* Description of the task
Do not include the pictures; repeat the rest of the data exactly.

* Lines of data
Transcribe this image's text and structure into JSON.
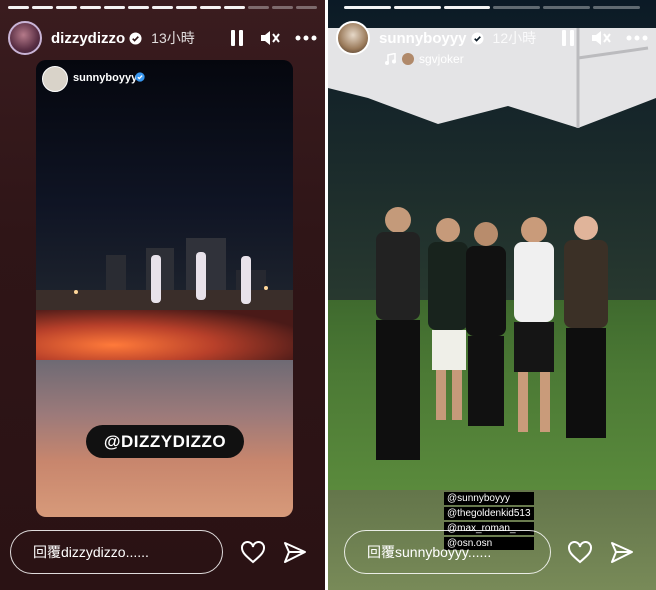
{
  "left_story": {
    "username": "dizzydizzo",
    "time": "13小時",
    "inner_post": {
      "username": "sunnyboyyy",
      "mention": "@DIZZYDIZZO"
    },
    "reply_placeholder": "回覆dizzydizzo......"
  },
  "right_story": {
    "username": "sunnyboyyy",
    "time": "12小時",
    "audio_user": "sgvjoker",
    "tags": [
      "@sunnyboyyy",
      "@thegoldenkid513",
      "@max_roman_",
      "@osn.osn"
    ],
    "reply_placeholder": "回覆sunnyboyyy......"
  },
  "icons": [
    "verified-icon",
    "pause-icon",
    "mute-icon",
    "more-icon",
    "heart-icon",
    "send-icon",
    "music-icon"
  ],
  "colors": {
    "left_bg": "#2f1517",
    "verified": "#3897f0"
  }
}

* Exercise solution
Transcribe this image's text and structure into JSON.
{
  "left_story": {
    "username": "dizzydizzo",
    "time": "13小時",
    "inner_post": {
      "username": "sunnyboyyy",
      "mention": "@DIZZYDIZZO"
    },
    "reply_placeholder": "回覆dizzydizzo......"
  },
  "right_story": {
    "username": "sunnyboyyy",
    "time": "12小時",
    "audio_user": "sgvjoker",
    "tags": [
      "@sunnyboyyy",
      "@thegoldenkid513",
      "@max_roman_",
      "@osn.osn"
    ],
    "reply_placeholder": "回覆sunnyboyyy......"
  },
  "icons": [
    "verified-icon",
    "pause-icon",
    "mute-icon",
    "more-icon",
    "heart-icon",
    "send-icon",
    "music-icon"
  ],
  "colors": {
    "left_bg": "#2f1517",
    "verified": "#3897f0"
  }
}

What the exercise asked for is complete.